Records for the task:
— START —
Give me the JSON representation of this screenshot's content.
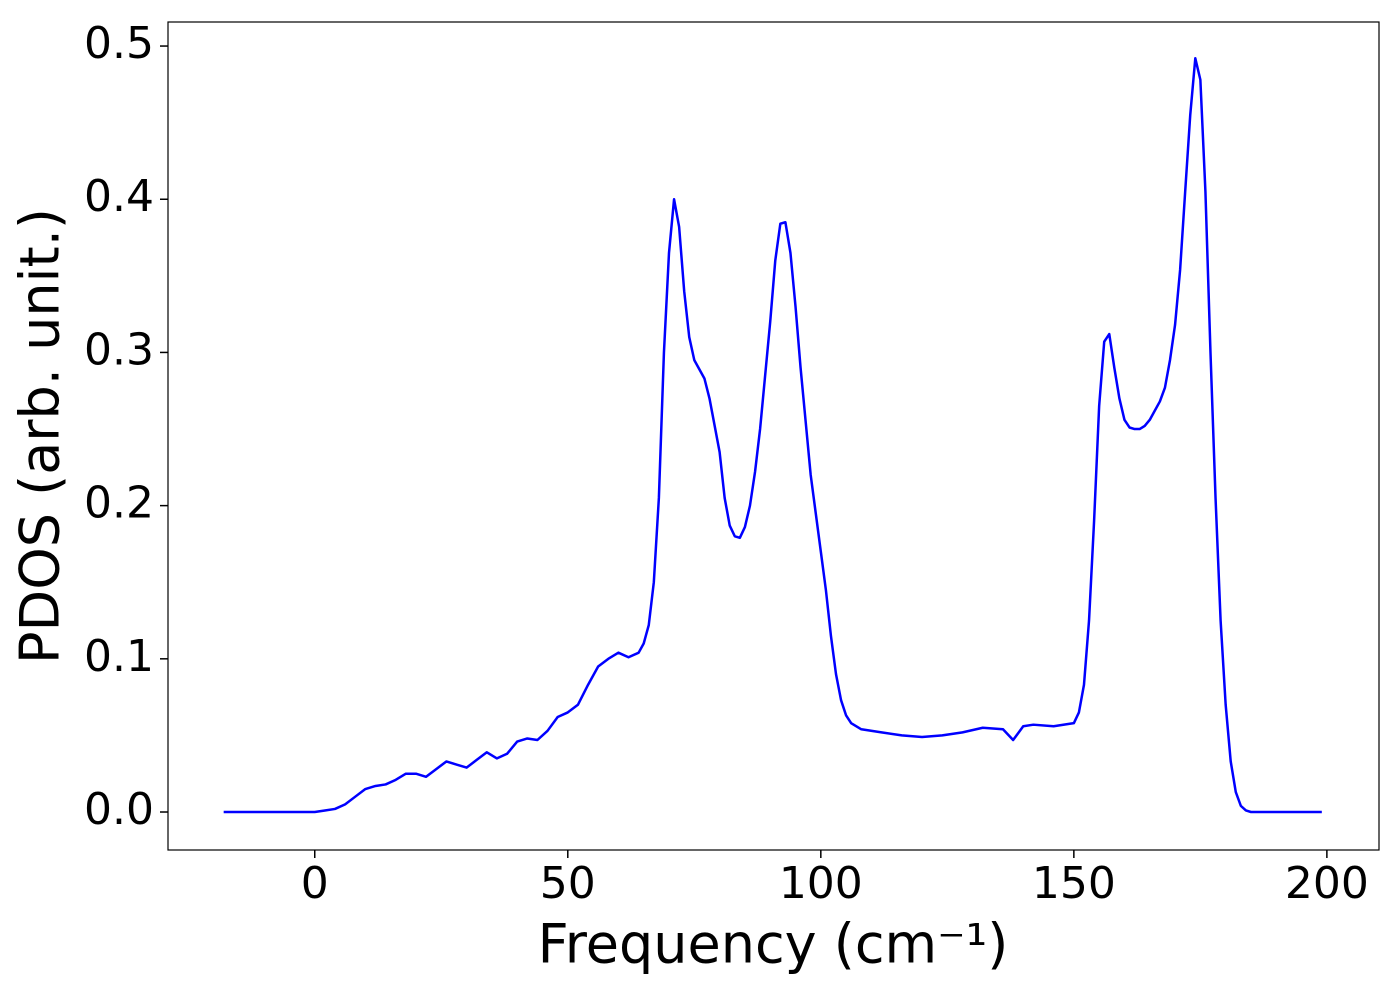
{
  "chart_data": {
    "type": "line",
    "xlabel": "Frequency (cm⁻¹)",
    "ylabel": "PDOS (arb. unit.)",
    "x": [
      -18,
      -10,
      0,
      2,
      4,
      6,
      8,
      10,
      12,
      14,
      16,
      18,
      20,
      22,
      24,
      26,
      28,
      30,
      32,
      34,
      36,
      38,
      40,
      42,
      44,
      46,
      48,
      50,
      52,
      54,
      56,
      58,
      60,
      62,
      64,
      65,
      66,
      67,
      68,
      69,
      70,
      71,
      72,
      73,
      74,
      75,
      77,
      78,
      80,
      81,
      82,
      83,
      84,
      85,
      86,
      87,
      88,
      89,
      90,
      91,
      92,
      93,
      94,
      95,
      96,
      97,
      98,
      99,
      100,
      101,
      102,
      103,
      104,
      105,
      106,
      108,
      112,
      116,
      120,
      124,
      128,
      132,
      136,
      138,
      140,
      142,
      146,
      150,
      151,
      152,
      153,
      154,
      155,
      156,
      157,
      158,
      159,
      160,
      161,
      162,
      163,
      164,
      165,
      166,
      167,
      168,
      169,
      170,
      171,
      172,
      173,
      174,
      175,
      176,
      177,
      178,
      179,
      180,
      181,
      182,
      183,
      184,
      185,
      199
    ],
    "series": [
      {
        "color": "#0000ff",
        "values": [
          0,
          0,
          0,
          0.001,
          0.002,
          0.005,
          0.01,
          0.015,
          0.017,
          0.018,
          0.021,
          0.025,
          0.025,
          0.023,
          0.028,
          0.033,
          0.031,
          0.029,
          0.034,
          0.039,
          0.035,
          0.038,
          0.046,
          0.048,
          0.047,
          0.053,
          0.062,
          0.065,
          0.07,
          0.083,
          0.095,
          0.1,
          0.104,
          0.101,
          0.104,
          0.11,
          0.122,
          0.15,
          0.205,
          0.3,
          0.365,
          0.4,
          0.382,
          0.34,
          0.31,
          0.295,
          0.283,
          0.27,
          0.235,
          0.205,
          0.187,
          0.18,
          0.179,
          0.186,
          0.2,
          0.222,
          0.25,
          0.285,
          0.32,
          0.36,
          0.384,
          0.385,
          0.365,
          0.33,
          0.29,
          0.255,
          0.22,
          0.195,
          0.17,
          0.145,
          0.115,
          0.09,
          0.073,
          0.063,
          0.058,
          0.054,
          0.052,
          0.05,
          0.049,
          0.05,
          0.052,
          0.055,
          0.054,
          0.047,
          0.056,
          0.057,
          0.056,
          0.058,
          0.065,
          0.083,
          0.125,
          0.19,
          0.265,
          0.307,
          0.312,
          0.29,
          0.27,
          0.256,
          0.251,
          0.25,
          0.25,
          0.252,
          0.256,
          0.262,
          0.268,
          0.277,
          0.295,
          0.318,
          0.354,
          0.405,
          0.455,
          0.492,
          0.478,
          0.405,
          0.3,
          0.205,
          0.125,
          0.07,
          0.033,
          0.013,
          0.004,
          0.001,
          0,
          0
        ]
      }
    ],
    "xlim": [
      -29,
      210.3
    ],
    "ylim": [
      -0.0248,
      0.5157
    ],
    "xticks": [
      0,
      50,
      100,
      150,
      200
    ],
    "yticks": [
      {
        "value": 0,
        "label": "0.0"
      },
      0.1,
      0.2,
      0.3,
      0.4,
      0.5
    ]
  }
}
— END —
Repeat the listing in full and exactly. Do not include any images.

Give me the JSON representation of this screenshot's content.
{
  "chart_data": {
    "type": "line",
    "xlabel": "Frequency (cm⁻¹)",
    "ylabel": "PDOS (arb. unit.)",
    "x": [
      -18,
      -10,
      0,
      2,
      4,
      6,
      8,
      10,
      12,
      14,
      16,
      18,
      20,
      22,
      24,
      26,
      28,
      30,
      32,
      34,
      36,
      38,
      40,
      42,
      44,
      46,
      48,
      50,
      52,
      54,
      56,
      58,
      60,
      62,
      64,
      65,
      66,
      67,
      68,
      69,
      70,
      71,
      72,
      73,
      74,
      75,
      77,
      78,
      80,
      81,
      82,
      83,
      84,
      85,
      86,
      87,
      88,
      89,
      90,
      91,
      92,
      93,
      94,
      95,
      96,
      97,
      98,
      99,
      100,
      101,
      102,
      103,
      104,
      105,
      106,
      108,
      112,
      116,
      120,
      124,
      128,
      132,
      136,
      138,
      140,
      142,
      146,
      150,
      151,
      152,
      153,
      154,
      155,
      156,
      157,
      158,
      159,
      160,
      161,
      162,
      163,
      164,
      165,
      166,
      167,
      168,
      169,
      170,
      171,
      172,
      173,
      174,
      175,
      176,
      177,
      178,
      179,
      180,
      181,
      182,
      183,
      184,
      185,
      199
    ],
    "series": [
      {
        "color": "#0000ff",
        "values": [
          0,
          0,
          0,
          0.001,
          0.002,
          0.005,
          0.01,
          0.015,
          0.017,
          0.018,
          0.021,
          0.025,
          0.025,
          0.023,
          0.028,
          0.033,
          0.031,
          0.029,
          0.034,
          0.039,
          0.035,
          0.038,
          0.046,
          0.048,
          0.047,
          0.053,
          0.062,
          0.065,
          0.07,
          0.083,
          0.095,
          0.1,
          0.104,
          0.101,
          0.104,
          0.11,
          0.122,
          0.15,
          0.205,
          0.3,
          0.365,
          0.4,
          0.382,
          0.34,
          0.31,
          0.295,
          0.283,
          0.27,
          0.235,
          0.205,
          0.187,
          0.18,
          0.179,
          0.186,
          0.2,
          0.222,
          0.25,
          0.285,
          0.32,
          0.36,
          0.384,
          0.385,
          0.365,
          0.33,
          0.29,
          0.255,
          0.22,
          0.195,
          0.17,
          0.145,
          0.115,
          0.09,
          0.073,
          0.063,
          0.058,
          0.054,
          0.052,
          0.05,
          0.049,
          0.05,
          0.052,
          0.055,
          0.054,
          0.047,
          0.056,
          0.057,
          0.056,
          0.058,
          0.065,
          0.083,
          0.125,
          0.19,
          0.265,
          0.307,
          0.312,
          0.29,
          0.27,
          0.256,
          0.251,
          0.25,
          0.25,
          0.252,
          0.256,
          0.262,
          0.268,
          0.277,
          0.295,
          0.318,
          0.354,
          0.405,
          0.455,
          0.492,
          0.478,
          0.405,
          0.3,
          0.205,
          0.125,
          0.07,
          0.033,
          0.013,
          0.004,
          0.001,
          0,
          0
        ]
      }
    ],
    "xlim": [
      -29,
      210.3
    ],
    "ylim": [
      -0.0248,
      0.5157
    ],
    "xticks": [
      0,
      50,
      100,
      150,
      200
    ],
    "yticks": [
      {
        "value": 0,
        "label": "0.0"
      },
      0.1,
      0.2,
      0.3,
      0.4,
      0.5
    ]
  }
}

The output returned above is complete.